(Items from a document page collection)
"""

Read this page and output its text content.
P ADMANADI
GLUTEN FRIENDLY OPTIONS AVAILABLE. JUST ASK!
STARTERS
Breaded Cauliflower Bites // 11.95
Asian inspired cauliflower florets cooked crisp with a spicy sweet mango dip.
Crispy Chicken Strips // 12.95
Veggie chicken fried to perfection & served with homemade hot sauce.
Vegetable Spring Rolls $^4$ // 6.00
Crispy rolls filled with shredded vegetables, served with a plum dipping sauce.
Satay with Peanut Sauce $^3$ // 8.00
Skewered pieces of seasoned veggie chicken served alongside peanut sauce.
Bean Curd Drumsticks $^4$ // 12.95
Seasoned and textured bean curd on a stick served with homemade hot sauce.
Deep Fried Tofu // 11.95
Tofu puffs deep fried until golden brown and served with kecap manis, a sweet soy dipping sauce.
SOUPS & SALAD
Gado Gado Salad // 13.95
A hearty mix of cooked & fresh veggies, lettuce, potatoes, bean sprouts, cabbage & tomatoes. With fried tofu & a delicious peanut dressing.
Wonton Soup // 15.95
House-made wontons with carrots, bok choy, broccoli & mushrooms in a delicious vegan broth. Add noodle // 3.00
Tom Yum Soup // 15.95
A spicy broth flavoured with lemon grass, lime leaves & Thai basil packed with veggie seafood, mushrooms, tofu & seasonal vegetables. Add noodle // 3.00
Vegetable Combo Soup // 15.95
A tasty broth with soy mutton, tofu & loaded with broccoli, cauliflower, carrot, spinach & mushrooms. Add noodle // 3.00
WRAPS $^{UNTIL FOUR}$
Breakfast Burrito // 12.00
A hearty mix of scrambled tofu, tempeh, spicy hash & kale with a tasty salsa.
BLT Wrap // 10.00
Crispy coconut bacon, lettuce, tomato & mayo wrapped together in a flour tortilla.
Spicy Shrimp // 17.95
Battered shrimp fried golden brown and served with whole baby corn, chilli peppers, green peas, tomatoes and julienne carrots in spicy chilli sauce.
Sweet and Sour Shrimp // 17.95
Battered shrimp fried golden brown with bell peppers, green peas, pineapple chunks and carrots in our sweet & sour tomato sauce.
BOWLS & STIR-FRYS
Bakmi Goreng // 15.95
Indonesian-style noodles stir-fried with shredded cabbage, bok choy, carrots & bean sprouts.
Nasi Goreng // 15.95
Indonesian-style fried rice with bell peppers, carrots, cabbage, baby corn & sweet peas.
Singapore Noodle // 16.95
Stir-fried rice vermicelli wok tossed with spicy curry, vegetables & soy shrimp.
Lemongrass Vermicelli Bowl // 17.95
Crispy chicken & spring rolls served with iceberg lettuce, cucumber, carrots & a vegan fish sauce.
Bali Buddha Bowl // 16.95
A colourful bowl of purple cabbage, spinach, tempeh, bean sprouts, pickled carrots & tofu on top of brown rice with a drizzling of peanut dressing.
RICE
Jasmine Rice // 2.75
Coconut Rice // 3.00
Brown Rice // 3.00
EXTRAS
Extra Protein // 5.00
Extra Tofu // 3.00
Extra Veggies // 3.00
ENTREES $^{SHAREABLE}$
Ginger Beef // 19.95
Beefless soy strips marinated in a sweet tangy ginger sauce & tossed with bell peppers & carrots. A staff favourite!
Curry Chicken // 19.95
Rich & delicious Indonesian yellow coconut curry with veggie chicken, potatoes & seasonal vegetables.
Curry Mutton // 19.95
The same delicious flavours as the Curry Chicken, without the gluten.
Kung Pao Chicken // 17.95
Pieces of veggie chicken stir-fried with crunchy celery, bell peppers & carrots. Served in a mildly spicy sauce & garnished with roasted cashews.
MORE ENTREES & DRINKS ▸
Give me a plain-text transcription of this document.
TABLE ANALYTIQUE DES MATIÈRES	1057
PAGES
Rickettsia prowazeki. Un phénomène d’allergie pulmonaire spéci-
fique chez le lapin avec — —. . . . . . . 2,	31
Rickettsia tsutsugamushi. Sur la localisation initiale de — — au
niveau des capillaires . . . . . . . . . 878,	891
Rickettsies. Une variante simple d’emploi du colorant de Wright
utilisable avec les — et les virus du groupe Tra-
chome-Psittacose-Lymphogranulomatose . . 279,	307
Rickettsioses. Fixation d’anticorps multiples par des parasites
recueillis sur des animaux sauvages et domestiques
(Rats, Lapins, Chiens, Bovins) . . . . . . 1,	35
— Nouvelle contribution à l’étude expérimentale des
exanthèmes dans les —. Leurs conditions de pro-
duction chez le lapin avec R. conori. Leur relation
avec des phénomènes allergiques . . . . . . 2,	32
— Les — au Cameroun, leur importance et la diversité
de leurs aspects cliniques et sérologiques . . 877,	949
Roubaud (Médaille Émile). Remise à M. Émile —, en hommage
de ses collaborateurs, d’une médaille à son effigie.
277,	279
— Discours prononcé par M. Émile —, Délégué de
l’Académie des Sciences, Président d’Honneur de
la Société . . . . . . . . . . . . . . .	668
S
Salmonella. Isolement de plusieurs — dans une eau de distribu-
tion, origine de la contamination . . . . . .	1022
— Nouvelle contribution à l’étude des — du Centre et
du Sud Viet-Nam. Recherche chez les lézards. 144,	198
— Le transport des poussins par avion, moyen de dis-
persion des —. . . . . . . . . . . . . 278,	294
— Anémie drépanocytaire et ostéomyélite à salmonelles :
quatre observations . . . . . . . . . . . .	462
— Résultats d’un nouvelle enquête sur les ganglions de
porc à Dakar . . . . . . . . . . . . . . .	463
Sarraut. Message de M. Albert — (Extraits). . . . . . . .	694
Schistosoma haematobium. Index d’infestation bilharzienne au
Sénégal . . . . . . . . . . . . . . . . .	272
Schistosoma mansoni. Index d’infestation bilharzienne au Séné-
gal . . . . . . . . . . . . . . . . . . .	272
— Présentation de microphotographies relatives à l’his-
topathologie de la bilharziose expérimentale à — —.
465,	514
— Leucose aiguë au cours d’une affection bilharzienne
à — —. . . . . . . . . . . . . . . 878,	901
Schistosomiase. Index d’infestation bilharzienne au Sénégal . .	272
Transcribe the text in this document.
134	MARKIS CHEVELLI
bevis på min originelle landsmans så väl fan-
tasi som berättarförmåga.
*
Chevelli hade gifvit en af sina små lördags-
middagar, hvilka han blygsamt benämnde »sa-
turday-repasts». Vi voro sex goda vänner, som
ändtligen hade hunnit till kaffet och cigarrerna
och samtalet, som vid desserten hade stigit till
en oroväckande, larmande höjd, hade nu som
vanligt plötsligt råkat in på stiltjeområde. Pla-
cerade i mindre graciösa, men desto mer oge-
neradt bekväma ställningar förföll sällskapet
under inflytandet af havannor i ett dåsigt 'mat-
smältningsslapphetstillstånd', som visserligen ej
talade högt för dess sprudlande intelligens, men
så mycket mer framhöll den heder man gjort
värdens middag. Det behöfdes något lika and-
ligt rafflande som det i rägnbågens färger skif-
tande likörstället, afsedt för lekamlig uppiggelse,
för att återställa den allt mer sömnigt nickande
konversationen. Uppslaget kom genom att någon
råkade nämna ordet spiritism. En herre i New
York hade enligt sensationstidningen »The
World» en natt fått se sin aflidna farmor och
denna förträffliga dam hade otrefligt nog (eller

"""

== DIRECTIONS FOR THIS TASK ==
Output the records again in full. Keep every character as written.

== REPLY TO THE TASK ==
Read this page and output its text content.
P ADMANADI
GLUTEN FRIENDLY OPTIONS AVAILABLE. JUST ASK!
STARTERS
Breaded Cauliflower Bites // 11.95
Asian inspired cauliflower florets cooked crisp with a spicy sweet mango dip.
Crispy Chicken Strips // 12.95
Veggie chicken fried to perfection & served with homemade hot sauce.
Vegetable Spring Rolls $^4$ // 6.00
Crispy rolls filled with shredded vegetables, served with a plum dipping sauce.
Satay with Peanut Sauce $^3$ // 8.00
Skewered pieces of seasoned veggie chicken served alongside peanut sauce.
Bean Curd Drumsticks $^4$ // 12.95
Seasoned and textured bean curd on a stick served with homemade hot sauce.
Deep Fried Tofu // 11.95
Tofu puffs deep fried until golden brown and served with kecap manis, a sweet soy dipping sauce.
SOUPS & SALAD
Gado Gado Salad // 13.95
A hearty mix of cooked & fresh veggies, lettuce, potatoes, bean sprouts, cabbage & tomatoes. With fried tofu & a delicious peanut dressing.
Wonton Soup // 15.95
House-made wontons with carrots, bok choy, broccoli & mushrooms in a delicious vegan broth. Add noodle // 3.00
Tom Yum Soup // 15.95
A spicy broth flavoured with lemon grass, lime leaves & Thai basil packed with veggie seafood, mushrooms, tofu & seasonal vegetables. Add noodle // 3.00
Vegetable Combo Soup // 15.95
A tasty broth with soy mutton, tofu & loaded with broccoli, cauliflower, carrot, spinach & mushrooms. Add noodle // 3.00
WRAPS $^{UNTIL FOUR}$
Breakfast Burrito // 12.00
A hearty mix of scrambled tofu, tempeh, spicy hash & kale with a tasty salsa.
BLT Wrap // 10.00
Crispy coconut bacon, lettuce, tomato & mayo wrapped together in a flour tortilla.
Spicy Shrimp // 17.95
Battered shrimp fried golden brown and served with whole baby corn, chilli peppers, green peas, tomatoes and julienne carrots in spicy chilli sauce.
Sweet and Sour Shrimp // 17.95
Battered shrimp fried golden brown with bell peppers, green peas, pineapple chunks and carrots in our sweet & sour tomato sauce.
BOWLS & STIR-FRYS
Bakmi Goreng // 15.95
Indonesian-style noodles stir-fried with shredded cabbage, bok choy, carrots & bean sprouts.
Nasi Goreng // 15.95
Indonesian-style fried rice with bell peppers, carrots, cabbage, baby corn & sweet peas.
Singapore Noodle // 16.95
Stir-fried rice vermicelli wok tossed with spicy curry, vegetables & soy shrimp.
Lemongrass Vermicelli Bowl // 17.95
Crispy chicken & spring rolls served with iceberg lettuce, cucumber, carrots & a vegan fish sauce.
Bali Buddha Bowl // 16.95
A colourful bowl of purple cabbage, spinach, tempeh, bean sprouts, pickled carrots & tofu on top of brown rice with a drizzling of peanut dressing.
RICE
Jasmine Rice // 2.75
Coconut Rice // 3.00
Brown Rice // 3.00
EXTRAS
Extra Protein // 5.00
Extra Tofu // 3.00
Extra Veggies // 3.00
ENTREES $^{SHAREABLE}$
Ginger Beef // 19.95
Beefless soy strips marinated in a sweet tangy ginger sauce & tossed with bell peppers & carrots. A staff favourite!
Curry Chicken // 19.95
Rich & delicious Indonesian yellow coconut curry with veggie chicken, potatoes & seasonal vegetables.
Curry Mutton // 19.95
The same delicious flavours as the Curry Chicken, without the gluten.
Kung Pao Chicken // 17.95
Pieces of veggie chicken stir-fried with crunchy celery, bell peppers & carrots. Served in a mildly spicy sauce & garnished with roasted cashews.
MORE ENTREES & DRINKS ▸
Give me a plain-text transcription of this document.
TABLE ANALYTIQUE DES MATIÈRES	1057
PAGES
Rickettsia prowazeki. Un phénomène d’allergie pulmonaire spéci-
fique chez le lapin avec — —. . . . . . . 2,	31
Rickettsia tsutsugamushi. Sur la localisation initiale de — — au
niveau des capillaires . . . . . . . . . 878,	891
Rickettsies. Une variante simple d’emploi du colorant de Wright
utilisable avec les — et les virus du groupe Tra-
chome-Psittacose-Lymphogranulomatose . . 279,	307
Rickettsioses. Fixation d’anticorps multiples par des parasites
recueillis sur des animaux sauvages et domestiques
(Rats, Lapins, Chiens, Bovins) . . . . . . 1,	35
— Nouvelle contribution à l’étude expérimentale des
exanthèmes dans les —. Leurs conditions de pro-
duction chez le lapin avec R. conori. Leur relation
avec des phénomènes allergiques . . . . . . 2,	32
— Les — au Cameroun, leur importance et la diversité
de leurs aspects cliniques et sérologiques . . 877,	949
Roubaud (Médaille Émile). Remise à M. Émile —, en hommage
de ses collaborateurs, d’une médaille à son effigie.
277,	279
— Discours prononcé par M. Émile —, Délégué de
l’Académie des Sciences, Président d’Honneur de
la Société . . . . . . . . . . . . . . .	668
S
Salmonella. Isolement de plusieurs — dans une eau de distribu-
tion, origine de la contamination . . . . . .	1022
— Nouvelle contribution à l’étude des — du Centre et
du Sud Viet-Nam. Recherche chez les lézards. 144,	198
— Le transport des poussins par avion, moyen de dis-
persion des —. . . . . . . . . . . . . 278,	294
— Anémie drépanocytaire et ostéomyélite à salmonelles :
quatre observations . . . . . . . . . . . .	462
— Résultats d’un nouvelle enquête sur les ganglions de
porc à Dakar . . . . . . . . . . . . . . .	463
Sarraut. Message de M. Albert — (Extraits). . . . . . . .	694
Schistosoma haematobium. Index d’infestation bilharzienne au
Sénégal . . . . . . . . . . . . . . . . .	272
Schistosoma mansoni. Index d’infestation bilharzienne au Séné-
gal . . . . . . . . . . . . . . . . . . .	272
— Présentation de microphotographies relatives à l’his-
topathologie de la bilharziose expérimentale à — —.
465,	514
— Leucose aiguë au cours d’une affection bilharzienne
à — —. . . . . . . . . . . . . . . 878,	901
Schistosomiase. Index d’infestation bilharzienne au Sénégal . .	272
Transcribe the text in this document.
134	MARKIS CHEVELLI
bevis på min originelle landsmans så väl fan-
tasi som berättarförmåga.
*
Chevelli hade gifvit en af sina små lördags-
middagar, hvilka han blygsamt benämnde »sa-
turday-repasts». Vi voro sex goda vänner, som
ändtligen hade hunnit till kaffet och cigarrerna
och samtalet, som vid desserten hade stigit till
en oroväckande, larmande höjd, hade nu som
vanligt plötsligt råkat in på stiltjeområde. Pla-
cerade i mindre graciösa, men desto mer oge-
neradt bekväma ställningar förföll sällskapet
under inflytandet af havannor i ett dåsigt 'mat-
smältningsslapphetstillstånd', som visserligen ej
talade högt för dess sprudlande intelligens, men
så mycket mer framhöll den heder man gjort
värdens middag. Det behöfdes något lika and-
ligt rafflande som det i rägnbågens färger skif-
tande likörstället, afsedt för lekamlig uppiggelse,
för att återställa den allt mer sömnigt nickande
konversationen. Uppslaget kom genom att någon
råkade nämna ordet spiritism. En herre i New
York hade enligt sensationstidningen »The
World» en natt fått se sin aflidna farmor och
denna förträffliga dam hade otrefligt nog (eller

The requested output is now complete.